- [Stated task]: Transcribe each entry below exactly. Pictures do not go in the copy.

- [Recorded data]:
··········

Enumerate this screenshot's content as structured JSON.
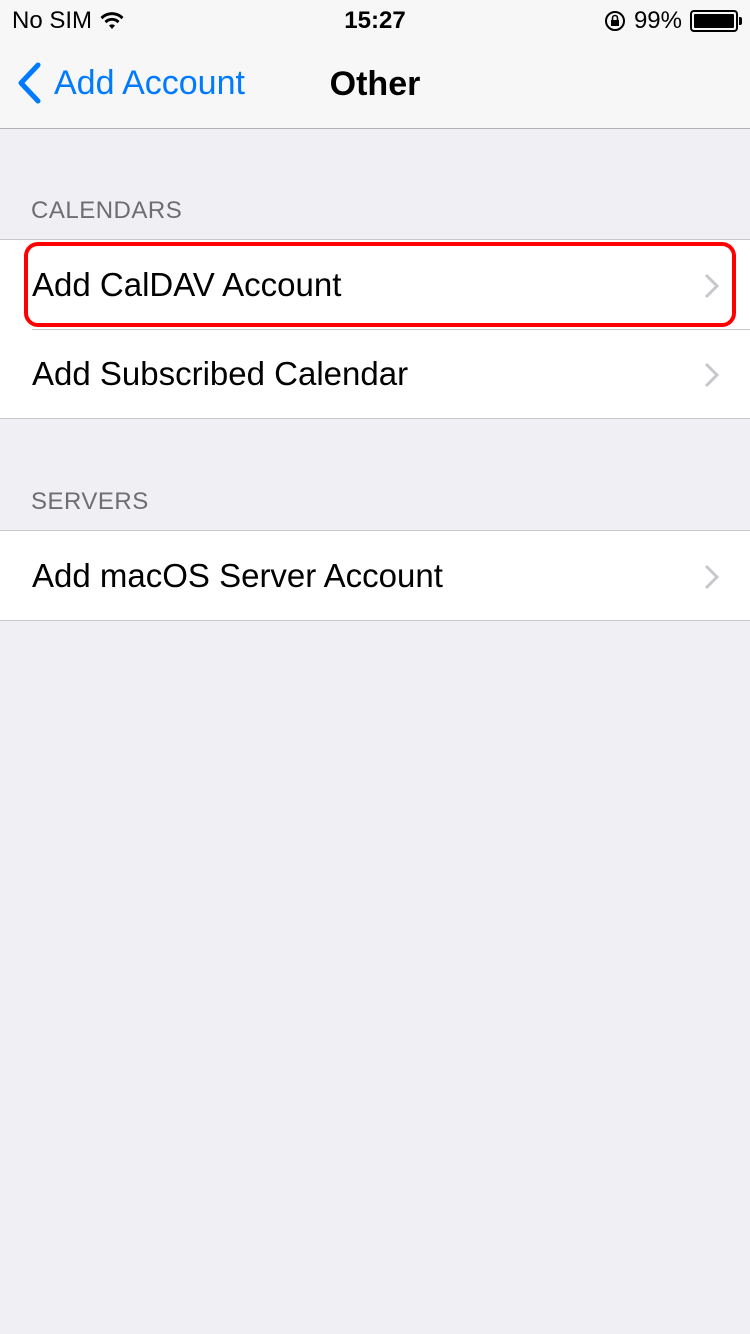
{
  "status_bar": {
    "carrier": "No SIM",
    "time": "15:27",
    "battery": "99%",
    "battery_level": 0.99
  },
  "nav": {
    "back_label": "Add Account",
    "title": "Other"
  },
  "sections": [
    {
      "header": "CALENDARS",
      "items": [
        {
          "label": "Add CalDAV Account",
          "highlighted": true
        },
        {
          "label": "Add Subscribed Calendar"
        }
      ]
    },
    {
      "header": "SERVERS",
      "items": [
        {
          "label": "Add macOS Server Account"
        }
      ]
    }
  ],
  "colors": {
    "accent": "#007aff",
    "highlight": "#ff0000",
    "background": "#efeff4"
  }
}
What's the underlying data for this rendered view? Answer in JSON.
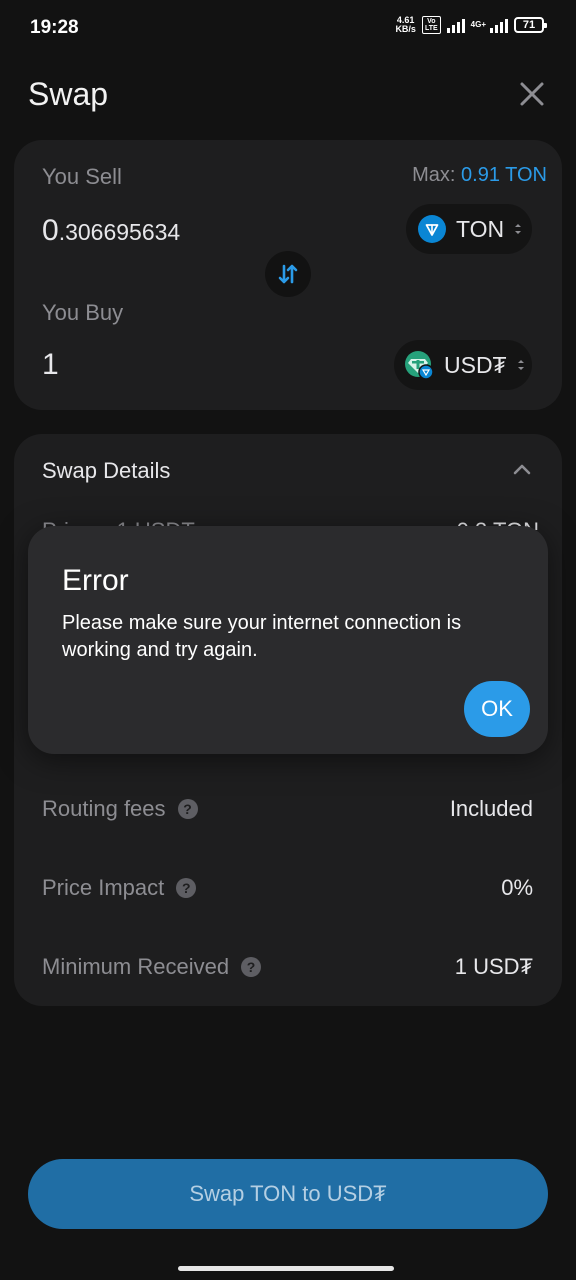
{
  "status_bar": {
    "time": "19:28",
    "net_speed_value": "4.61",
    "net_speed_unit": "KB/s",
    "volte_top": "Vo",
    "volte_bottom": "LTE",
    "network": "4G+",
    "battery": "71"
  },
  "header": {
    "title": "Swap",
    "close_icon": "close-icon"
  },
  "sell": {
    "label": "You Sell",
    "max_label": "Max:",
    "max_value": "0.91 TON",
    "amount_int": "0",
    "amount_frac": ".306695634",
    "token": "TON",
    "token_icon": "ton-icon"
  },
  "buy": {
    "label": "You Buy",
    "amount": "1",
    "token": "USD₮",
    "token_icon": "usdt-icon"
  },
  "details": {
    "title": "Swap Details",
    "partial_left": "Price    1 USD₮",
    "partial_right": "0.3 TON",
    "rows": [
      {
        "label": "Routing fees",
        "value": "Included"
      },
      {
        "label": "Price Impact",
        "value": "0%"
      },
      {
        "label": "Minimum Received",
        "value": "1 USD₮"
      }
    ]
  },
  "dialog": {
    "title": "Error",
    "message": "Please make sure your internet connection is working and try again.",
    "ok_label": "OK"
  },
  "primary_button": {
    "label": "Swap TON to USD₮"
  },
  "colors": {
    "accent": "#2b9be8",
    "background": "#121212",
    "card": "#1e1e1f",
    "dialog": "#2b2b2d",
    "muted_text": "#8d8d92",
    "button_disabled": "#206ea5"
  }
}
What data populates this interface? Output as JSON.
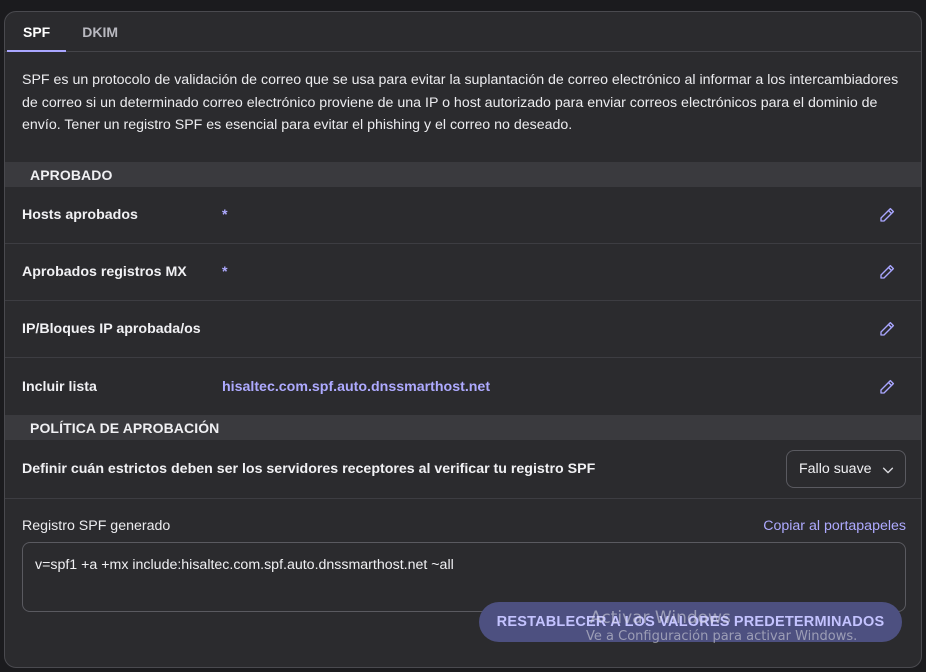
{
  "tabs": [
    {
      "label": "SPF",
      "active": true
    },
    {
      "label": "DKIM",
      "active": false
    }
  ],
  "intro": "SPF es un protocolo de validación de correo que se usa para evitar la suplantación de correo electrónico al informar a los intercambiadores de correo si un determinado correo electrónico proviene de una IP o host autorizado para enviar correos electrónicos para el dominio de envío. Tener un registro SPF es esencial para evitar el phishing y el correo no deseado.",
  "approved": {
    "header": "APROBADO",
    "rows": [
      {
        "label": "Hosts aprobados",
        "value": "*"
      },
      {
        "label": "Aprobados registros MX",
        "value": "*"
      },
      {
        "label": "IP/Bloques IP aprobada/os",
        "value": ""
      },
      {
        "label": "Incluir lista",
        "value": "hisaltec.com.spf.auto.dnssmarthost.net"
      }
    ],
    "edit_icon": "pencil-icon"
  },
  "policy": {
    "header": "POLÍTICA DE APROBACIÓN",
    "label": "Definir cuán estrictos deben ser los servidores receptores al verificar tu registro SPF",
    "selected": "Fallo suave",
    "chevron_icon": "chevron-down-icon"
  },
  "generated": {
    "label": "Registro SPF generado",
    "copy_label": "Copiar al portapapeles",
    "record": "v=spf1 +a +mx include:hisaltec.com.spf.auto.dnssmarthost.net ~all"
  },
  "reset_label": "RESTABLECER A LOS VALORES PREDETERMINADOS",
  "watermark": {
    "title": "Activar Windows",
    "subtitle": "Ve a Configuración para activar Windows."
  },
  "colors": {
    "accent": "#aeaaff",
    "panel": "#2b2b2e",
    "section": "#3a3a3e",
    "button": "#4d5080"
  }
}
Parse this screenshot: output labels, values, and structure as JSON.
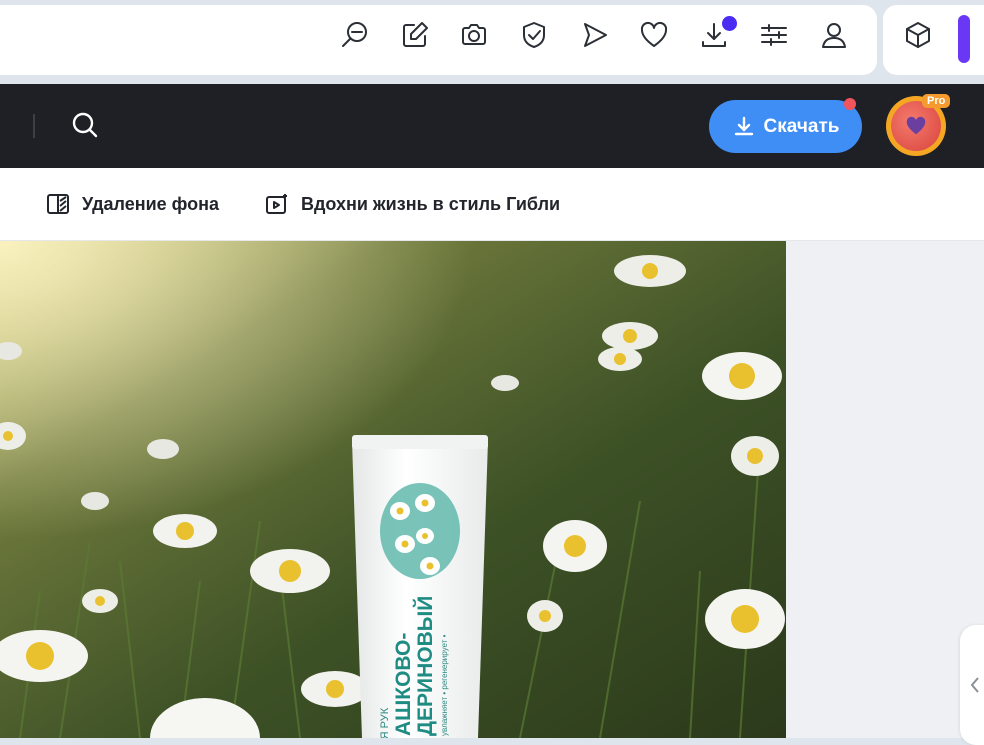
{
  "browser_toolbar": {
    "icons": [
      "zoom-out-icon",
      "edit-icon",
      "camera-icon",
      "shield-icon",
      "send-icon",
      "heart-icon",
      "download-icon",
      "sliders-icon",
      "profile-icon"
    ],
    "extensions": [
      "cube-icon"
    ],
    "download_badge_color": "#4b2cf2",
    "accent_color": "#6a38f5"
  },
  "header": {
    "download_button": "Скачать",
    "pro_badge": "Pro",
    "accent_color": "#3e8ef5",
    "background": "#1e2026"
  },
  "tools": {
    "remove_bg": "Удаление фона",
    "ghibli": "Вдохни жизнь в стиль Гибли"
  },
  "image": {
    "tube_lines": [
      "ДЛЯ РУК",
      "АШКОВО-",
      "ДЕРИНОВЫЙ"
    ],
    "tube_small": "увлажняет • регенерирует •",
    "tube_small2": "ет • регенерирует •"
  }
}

··········

- [Result of the task]:
Enumerate this screenshot's content as structured JSON.
{
  "status_bar": {
    "carrier": "No SIM",
    "time": "15:27",
    "battery": "99%",
    "battery_level": 0.99
  },
  "nav": {
    "back_label": "Add Account",
    "title": "Other"
  },
  "sections": [
    {
      "header": "CALENDARS",
      "items": [
        {
          "label": "Add CalDAV Account",
          "highlighted": true
        },
        {
          "label": "Add Subscribed Calendar"
        }
      ]
    },
    {
      "header": "SERVERS",
      "items": [
        {
          "label": "Add macOS Server Account"
        }
      ]
    }
  ],
  "colors": {
    "accent": "#007aff",
    "highlight": "#ff0000",
    "background": "#efeff4"
  }
}
What's the underlying data for this rendered view? Answer in JSON.
{
  "status_bar": {
    "time": "19:28",
    "net_speed_value": "4.61",
    "net_speed_unit": "KB/s",
    "volte_top": "Vo",
    "volte_bottom": "LTE",
    "network": "4G+",
    "battery": "71"
  },
  "header": {
    "title": "Swap",
    "close_icon": "close-icon"
  },
  "sell": {
    "label": "You Sell",
    "max_label": "Max:",
    "max_value": "0.91 TON",
    "amount_int": "0",
    "amount_frac": ".306695634",
    "token": "TON",
    "token_icon": "ton-icon"
  },
  "buy": {
    "label": "You Buy",
    "amount": "1",
    "token": "USD₮",
    "token_icon": "usdt-icon"
  },
  "details": {
    "title": "Swap Details",
    "partial_left": "Price    1 USD₮",
    "partial_right": "0.3 TON",
    "rows": [
      {
        "label": "Routing fees",
        "value": "Included"
      },
      {
        "label": "Price Impact",
        "value": "0%"
      },
      {
        "label": "Minimum Received",
        "value": "1 USD₮"
      }
    ]
  },
  "dialog": {
    "title": "Error",
    "message": "Please make sure your internet connection is working and try again.",
    "ok_label": "OK"
  },
  "primary_button": {
    "label": "Swap TON to USD₮"
  },
  "colors": {
    "accent": "#2b9be8",
    "background": "#121212",
    "card": "#1e1e1f",
    "dialog": "#2b2b2d",
    "muted_text": "#8d8d92",
    "button_disabled": "#206ea5"
  }
}
What data populates this interface? Output as JSON.
{
  "tabs": [
    {
      "label": "SPF",
      "active": true
    },
    {
      "label": "DKIM",
      "active": false
    }
  ],
  "intro": "SPF es un protocolo de validación de correo que se usa para evitar la suplantación de correo electrónico al informar a los intercambiadores de correo si un determinado correo electrónico proviene de una IP o host autorizado para enviar correos electrónicos para el dominio de envío. Tener un registro SPF es esencial para evitar el phishing y el correo no deseado.",
  "approved": {
    "header": "APROBADO",
    "rows": [
      {
        "label": "Hosts aprobados",
        "value": "*"
      },
      {
        "label": "Aprobados registros MX",
        "value": "*"
      },
      {
        "label": "IP/Bloques IP aprobada/os",
        "value": ""
      },
      {
        "label": "Incluir lista",
        "value": "hisaltec.com.spf.auto.dnssmarthost.net"
      }
    ],
    "edit_icon": "pencil-icon"
  },
  "policy": {
    "header": "POLÍTICA DE APROBACIÓN",
    "label": "Definir cuán estrictos deben ser los servidores receptores al verificar tu registro SPF",
    "selected": "Fallo suave",
    "chevron_icon": "chevron-down-icon"
  },
  "generated": {
    "label": "Registro SPF generado",
    "copy_label": "Copiar al portapapeles",
    "record": "v=spf1 +a +mx include:hisaltec.com.spf.auto.dnssmarthost.net ~all"
  },
  "reset_label": "RESTABLECER A LOS VALORES PREDETERMINADOS",
  "watermark": {
    "title": "Activar Windows",
    "subtitle": "Ve a Configuración para activar Windows."
  },
  "colors": {
    "accent": "#aeaaff",
    "panel": "#2b2b2e",
    "section": "#3a3a3e",
    "button": "#4d5080"
  }
}
Parse this screenshot: output labels, values, and structure as JSON.
{
  "browser_toolbar": {
    "icons": [
      "zoom-out-icon",
      "edit-icon",
      "camera-icon",
      "shield-icon",
      "send-icon",
      "heart-icon",
      "download-icon",
      "sliders-icon",
      "profile-icon"
    ],
    "extensions": [
      "cube-icon"
    ],
    "download_badge_color": "#4b2cf2",
    "accent_color": "#6a38f5"
  },
  "header": {
    "download_button": "Скачать",
    "pro_badge": "Pro",
    "accent_color": "#3e8ef5",
    "background": "#1e2026"
  },
  "tools": {
    "remove_bg": "Удаление фона",
    "ghibli": "Вдохни жизнь в стиль Гибли"
  },
  "image": {
    "tube_lines": [
      "ДЛЯ РУК",
      "АШКОВО-",
      "ДЕРИНОВЫЙ"
    ],
    "tube_small": "увлажняет • регенерирует •",
    "tube_small2": "ет • регенерирует •"
  }
}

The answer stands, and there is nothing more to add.